--- RECORDS ---
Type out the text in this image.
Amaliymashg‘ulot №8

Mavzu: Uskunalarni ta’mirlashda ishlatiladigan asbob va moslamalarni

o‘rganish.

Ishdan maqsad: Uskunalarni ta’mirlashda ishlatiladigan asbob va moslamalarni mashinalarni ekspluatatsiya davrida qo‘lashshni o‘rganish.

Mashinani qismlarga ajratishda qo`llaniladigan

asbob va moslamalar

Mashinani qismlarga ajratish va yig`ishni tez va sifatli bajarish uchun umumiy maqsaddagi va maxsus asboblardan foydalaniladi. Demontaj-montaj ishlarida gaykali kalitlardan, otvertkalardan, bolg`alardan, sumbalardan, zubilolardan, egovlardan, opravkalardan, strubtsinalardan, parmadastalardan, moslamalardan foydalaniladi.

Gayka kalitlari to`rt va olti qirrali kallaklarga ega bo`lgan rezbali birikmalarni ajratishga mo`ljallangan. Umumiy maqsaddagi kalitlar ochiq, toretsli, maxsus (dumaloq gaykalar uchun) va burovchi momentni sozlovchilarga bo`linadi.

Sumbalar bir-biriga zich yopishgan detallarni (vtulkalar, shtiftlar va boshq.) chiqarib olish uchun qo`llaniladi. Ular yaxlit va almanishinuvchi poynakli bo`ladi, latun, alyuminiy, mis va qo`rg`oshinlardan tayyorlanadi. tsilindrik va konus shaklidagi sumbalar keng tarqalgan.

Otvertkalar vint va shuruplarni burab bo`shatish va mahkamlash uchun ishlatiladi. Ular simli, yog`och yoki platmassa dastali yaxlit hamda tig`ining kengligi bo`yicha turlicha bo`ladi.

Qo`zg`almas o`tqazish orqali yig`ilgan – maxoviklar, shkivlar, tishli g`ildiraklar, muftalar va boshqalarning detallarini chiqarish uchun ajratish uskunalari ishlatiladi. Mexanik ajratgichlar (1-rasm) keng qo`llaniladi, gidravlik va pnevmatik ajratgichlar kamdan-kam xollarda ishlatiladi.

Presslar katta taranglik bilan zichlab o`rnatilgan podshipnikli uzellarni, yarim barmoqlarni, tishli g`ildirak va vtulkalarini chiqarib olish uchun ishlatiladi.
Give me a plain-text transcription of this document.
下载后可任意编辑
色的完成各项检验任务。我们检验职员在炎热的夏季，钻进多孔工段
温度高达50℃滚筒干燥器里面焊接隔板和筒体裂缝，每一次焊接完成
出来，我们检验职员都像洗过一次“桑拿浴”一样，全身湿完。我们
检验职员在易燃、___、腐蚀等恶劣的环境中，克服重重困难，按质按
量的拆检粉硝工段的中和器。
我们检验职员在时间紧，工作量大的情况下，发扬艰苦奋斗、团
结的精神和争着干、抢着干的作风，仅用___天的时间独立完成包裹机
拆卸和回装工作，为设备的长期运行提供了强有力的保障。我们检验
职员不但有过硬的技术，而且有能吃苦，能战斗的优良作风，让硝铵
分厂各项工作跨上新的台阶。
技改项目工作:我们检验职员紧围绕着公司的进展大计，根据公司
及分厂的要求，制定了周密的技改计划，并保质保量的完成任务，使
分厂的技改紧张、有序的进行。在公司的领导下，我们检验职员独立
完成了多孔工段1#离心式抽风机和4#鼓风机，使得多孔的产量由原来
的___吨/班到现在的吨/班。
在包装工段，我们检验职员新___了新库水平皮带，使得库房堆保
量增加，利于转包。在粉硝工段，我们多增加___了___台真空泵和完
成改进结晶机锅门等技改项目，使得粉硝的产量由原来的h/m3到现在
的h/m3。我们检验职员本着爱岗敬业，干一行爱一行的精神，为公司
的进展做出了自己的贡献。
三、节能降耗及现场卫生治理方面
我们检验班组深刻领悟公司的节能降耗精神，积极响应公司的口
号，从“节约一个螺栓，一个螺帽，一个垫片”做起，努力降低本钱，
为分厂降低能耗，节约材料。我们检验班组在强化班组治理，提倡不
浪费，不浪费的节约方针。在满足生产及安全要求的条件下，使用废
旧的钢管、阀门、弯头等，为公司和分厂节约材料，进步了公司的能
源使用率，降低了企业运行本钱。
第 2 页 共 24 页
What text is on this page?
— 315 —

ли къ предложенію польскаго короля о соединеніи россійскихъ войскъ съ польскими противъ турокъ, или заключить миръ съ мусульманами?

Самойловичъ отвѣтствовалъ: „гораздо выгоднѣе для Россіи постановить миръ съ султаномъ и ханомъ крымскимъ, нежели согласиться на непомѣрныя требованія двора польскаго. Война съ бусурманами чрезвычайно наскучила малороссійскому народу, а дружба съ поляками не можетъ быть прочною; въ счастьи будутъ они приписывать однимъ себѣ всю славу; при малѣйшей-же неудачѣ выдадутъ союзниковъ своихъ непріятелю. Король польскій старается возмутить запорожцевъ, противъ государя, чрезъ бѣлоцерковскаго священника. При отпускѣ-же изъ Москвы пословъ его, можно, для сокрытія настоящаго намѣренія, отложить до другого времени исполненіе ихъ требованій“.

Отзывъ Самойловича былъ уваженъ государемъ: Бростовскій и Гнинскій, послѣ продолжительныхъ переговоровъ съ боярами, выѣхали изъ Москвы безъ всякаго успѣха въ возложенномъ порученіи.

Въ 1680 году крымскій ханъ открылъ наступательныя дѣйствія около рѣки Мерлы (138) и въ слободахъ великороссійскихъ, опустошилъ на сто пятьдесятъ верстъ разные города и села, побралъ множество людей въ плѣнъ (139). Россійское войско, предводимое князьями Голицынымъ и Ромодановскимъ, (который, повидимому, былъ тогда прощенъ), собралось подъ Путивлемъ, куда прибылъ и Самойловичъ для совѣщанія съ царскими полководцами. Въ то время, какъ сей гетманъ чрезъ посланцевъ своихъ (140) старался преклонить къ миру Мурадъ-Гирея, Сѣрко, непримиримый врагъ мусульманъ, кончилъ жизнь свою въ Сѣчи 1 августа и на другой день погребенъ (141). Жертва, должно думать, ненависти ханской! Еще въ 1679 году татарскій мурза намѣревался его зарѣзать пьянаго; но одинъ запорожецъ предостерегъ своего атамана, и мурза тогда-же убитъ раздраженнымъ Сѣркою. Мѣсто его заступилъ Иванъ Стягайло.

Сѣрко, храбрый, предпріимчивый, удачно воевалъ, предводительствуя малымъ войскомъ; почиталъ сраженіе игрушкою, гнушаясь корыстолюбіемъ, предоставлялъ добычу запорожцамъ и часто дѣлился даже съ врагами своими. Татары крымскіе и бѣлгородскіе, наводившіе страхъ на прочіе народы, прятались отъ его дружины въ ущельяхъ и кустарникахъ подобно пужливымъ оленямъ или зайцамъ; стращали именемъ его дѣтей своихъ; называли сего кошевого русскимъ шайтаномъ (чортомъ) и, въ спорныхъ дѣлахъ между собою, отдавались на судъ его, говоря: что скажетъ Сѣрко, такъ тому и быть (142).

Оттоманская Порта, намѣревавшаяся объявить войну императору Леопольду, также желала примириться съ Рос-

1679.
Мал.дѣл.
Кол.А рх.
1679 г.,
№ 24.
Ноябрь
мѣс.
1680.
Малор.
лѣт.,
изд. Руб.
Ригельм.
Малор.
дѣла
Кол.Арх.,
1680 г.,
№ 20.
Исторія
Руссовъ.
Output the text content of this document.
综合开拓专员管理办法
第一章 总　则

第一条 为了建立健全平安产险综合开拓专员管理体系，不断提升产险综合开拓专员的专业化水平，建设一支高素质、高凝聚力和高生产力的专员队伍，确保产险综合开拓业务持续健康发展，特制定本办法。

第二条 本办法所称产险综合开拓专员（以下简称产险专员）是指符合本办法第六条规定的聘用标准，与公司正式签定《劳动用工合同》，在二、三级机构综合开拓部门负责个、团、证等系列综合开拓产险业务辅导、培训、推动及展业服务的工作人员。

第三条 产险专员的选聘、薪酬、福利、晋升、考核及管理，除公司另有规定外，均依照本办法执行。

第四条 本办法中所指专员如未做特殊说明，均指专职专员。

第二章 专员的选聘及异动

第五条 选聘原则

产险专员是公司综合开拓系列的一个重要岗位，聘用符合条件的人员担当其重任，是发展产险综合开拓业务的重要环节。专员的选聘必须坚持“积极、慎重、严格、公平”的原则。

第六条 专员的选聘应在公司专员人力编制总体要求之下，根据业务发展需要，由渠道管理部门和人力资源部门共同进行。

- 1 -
---
EXERCISE OBJECTIVE:
Give back exactly the lines from the one containing "Output the text content of this document." to the end of the material, both ends included.

EXPECTED OUTPUT:
Output the text content of this document.
综合开拓专员管理办法
第一章 总　则

第一条 为了建立健全平安产险综合开拓专员管理体系，不断提升产险综合开拓专员的专业化水平，建设一支高素质、高凝聚力和高生产力的专员队伍，确保产险综合开拓业务持续健康发展，特制定本办法。

第二条 本办法所称产险综合开拓专员（以下简称产险专员）是指符合本办法第六条规定的聘用标准，与公司正式签定《劳动用工合同》，在二、三级机构综合开拓部门负责个、团、证等系列综合开拓产险业务辅导、培训、推动及展业服务的工作人员。

第三条 产险专员的选聘、薪酬、福利、晋升、考核及管理，除公司另有规定外，均依照本办法执行。

第四条 本办法中所指专员如未做特殊说明，均指专职专员。

第二章 专员的选聘及异动

第五条 选聘原则

产险专员是公司综合开拓系列的一个重要岗位，聘用符合条件的人员担当其重任，是发展产险综合开拓业务的重要环节。专员的选聘必须坚持“积极、慎重、严格、公平”的原则。

第六条 专员的选聘应在公司专员人力编制总体要求之下，根据业务发展需要，由渠道管理部门和人力资源部门共同进行。

- 1 -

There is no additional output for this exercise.